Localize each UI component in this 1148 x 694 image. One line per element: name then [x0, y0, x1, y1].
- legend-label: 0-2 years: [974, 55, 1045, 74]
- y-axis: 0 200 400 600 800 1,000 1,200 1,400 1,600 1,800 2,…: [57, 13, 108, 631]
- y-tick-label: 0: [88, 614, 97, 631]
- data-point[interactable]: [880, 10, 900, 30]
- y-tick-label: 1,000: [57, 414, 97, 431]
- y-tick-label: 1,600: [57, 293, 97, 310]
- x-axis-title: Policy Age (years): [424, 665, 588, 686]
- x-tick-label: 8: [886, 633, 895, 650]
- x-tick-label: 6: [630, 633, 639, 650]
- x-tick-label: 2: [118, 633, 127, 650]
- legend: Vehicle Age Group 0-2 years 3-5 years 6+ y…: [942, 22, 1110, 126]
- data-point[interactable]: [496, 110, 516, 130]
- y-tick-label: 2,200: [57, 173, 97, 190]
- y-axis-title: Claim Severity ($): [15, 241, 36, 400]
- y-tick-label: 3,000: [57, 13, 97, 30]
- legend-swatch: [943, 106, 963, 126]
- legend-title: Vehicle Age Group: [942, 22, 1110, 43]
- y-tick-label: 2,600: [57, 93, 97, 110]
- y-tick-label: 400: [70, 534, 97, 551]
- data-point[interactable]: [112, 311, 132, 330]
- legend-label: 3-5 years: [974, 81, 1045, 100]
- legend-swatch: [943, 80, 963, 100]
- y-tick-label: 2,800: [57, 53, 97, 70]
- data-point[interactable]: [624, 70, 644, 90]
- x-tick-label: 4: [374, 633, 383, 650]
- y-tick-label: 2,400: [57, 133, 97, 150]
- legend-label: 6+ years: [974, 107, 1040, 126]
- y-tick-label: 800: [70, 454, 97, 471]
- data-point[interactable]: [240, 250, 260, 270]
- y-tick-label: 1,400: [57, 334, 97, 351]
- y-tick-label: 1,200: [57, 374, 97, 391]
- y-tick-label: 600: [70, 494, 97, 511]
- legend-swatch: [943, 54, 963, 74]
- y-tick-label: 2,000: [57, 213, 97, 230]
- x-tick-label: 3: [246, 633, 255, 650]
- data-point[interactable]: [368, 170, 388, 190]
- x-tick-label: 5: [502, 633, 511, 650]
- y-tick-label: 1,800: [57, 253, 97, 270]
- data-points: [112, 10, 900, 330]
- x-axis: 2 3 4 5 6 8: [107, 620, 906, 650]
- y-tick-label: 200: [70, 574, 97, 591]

---+---

▶ **作業内容**: 先頭の行から「- y-tick-label: 1,000: [57, 414, 97, 431]」を含む行までを、両端を含めて番号付きリストとして書き出してください。空行は除きます。

▶ **解答**:
1. Localize each UI component in this 1148 x 694 image. One line per element: name then [x0, y0, x1, y1].
2. - legend-label: 0-2 years: [974, 55, 1045, 74]
3. - y-axis: 0 200 400 600 800 1,000 1,200 1,400 1,600 1,800 2,…: [57, 13, 108, 631]
4. - y-tick-label: 0: [88, 614, 97, 631]
5. - data-point[interactable]: [880, 10, 900, 30]
6. - y-tick-label: 1,000: [57, 414, 97, 431]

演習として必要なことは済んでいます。